**Task to complete**
Below are the records. Gather each line that holds "Предельный".

Recorded data:
-- Start --

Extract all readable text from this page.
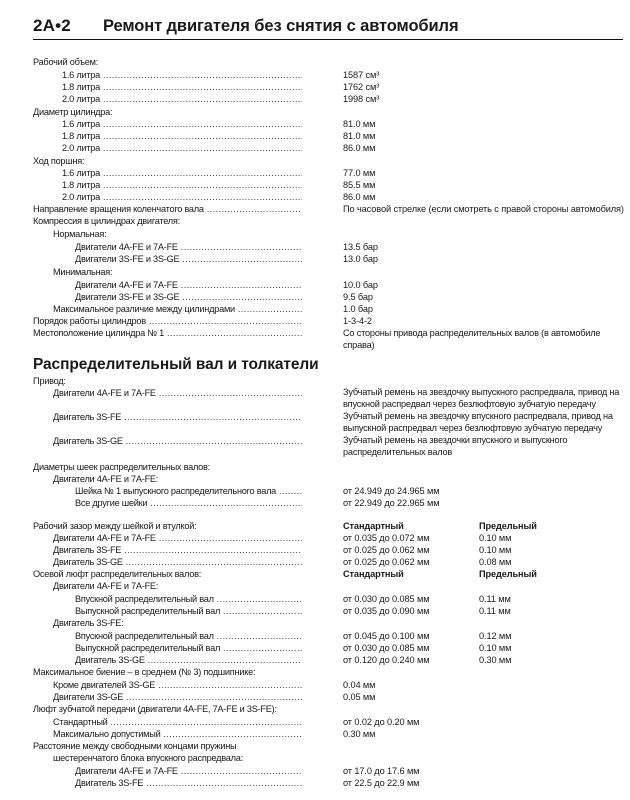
2A•2	Ремонт двигателя без снятия с автомобиля
Рабочий объем:
1.6 литра .....	1587 см³
1.8 литра .....	1762 см³
2.0 литра .....	1998 см³
Диаметр цилиндра:
1.6 литра .....	81.0 мм
1.8 литра .....	81.0 мм
2.0 литра .....	86.0 мм
Ход поршня:
1.6 литра .....	77.0 мм
1.8 литра .....	85.5 мм
2.0 литра .....	86.0 мм
Направление вращения коленчатого вала .....	По часовой стрелке (если смотреть с правой стороны автомобиля)
Компрессия в цилиндрах двигателя:
Нормальная:
Двигатели 4A-FE и 7A-FE .....	13.5 бар
Двигатели 3S-FE и 3S-GE .....	13.0 бар
Минимальная:
Двигатели 4A-FE и 7A-FE .....	10.0 бар
Двигатели 3S-FE и 3S-GE .....	9.5 бар
Максимальное различие между цилиндрами .....	1.0 бар
Порядок работы цилиндров .....	1-3-4-2
Местоположение цилиндра № 1 .....	Со стороны привода распределительных валов (в автомобиле справа)
Распределительный вал и толкатели
Привод:
Двигатели 4A-FE и 7A-FE .....	Зубчатый ремень на звездочку выпускного распредвала, привод на впускной распредвал через безлюфтовую зубчатую передачу
Двигатель 3S-FE .....	Зубчатый ремень на звездочку впускного распредвала, привод на выпускной распредвал через безлюфтовую зубчатую передачу
Двигатель 3S-GE .....	Зубчатый ремень на звездочки впускного и выпускного распределительных валов
Диаметры шеек распределительных валов:
Двигатели 4A-FE и 7A-FE:
Шейка № 1 выпускного распределительного вала .....	от 24.949 до 24.965 мм
Все другие шейки .....	от 22.949 до 22.965 мм
Рабочий зазор между шейкой и втулкой:	Стандартный	Предельный
Двигатели 4A-FE и 7A-FE .....	от 0.035 до 0.072 мм	0.10 мм
Двигатель 3S-FE .....	от 0.025 до 0.062 мм	0.10 мм
Двигатель 3S-GE .....	от 0.025 до 0.062 мм	0.08 мм
Осевой люфт распределительных валов:	Стандартный	Предельный
Двигатели 4A-FE и 7A-FE:
Впускной распределительный вал .....	от 0.030 до 0.085 мм	0.11 мм
Выпускной распределительный вал .....	от 0.035 до 0.090 мм	0.11 мм
Двигатель 3S-FE:
Впускной распределительный вал .....	от 0.045 до 0.100 мм	0.12 мм
Выпускной распределительный вал .....	от 0.030 до 0.085 мм	0.10 мм
Двигатель 3S-GE .....	от 0.120 до 0.240 мм	0.30 мм
Максимальное биение – в среднем (№ 3) подшипнике:
Кроме двигателей 3S-GE .....	0.04 мм
Двигатели 3S-GE .....	0.05 мм
Люфт зубчатой передачи (двигатели 4A-FE, 7A-FE и 3S-FE):
Стандартный .....	от 0.02 до 0.20 мм
Максимально допустимый .....	0.30 мм
Расстояние между свободными концами пружины
шестеренчатого блока впускного распредвала:
Двигатели 4A-FE и 7A-FE .....	от 17.0 до 17.6 мм
Двигатель 3S-FE .....	от 22.5 до 22.9 мм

-- End --

**The response**
Рабочий зазор между шейкой и втулкой:	Стандартный	Предельный
Осевой люфт распределительных валов:	Стандартный	Предельный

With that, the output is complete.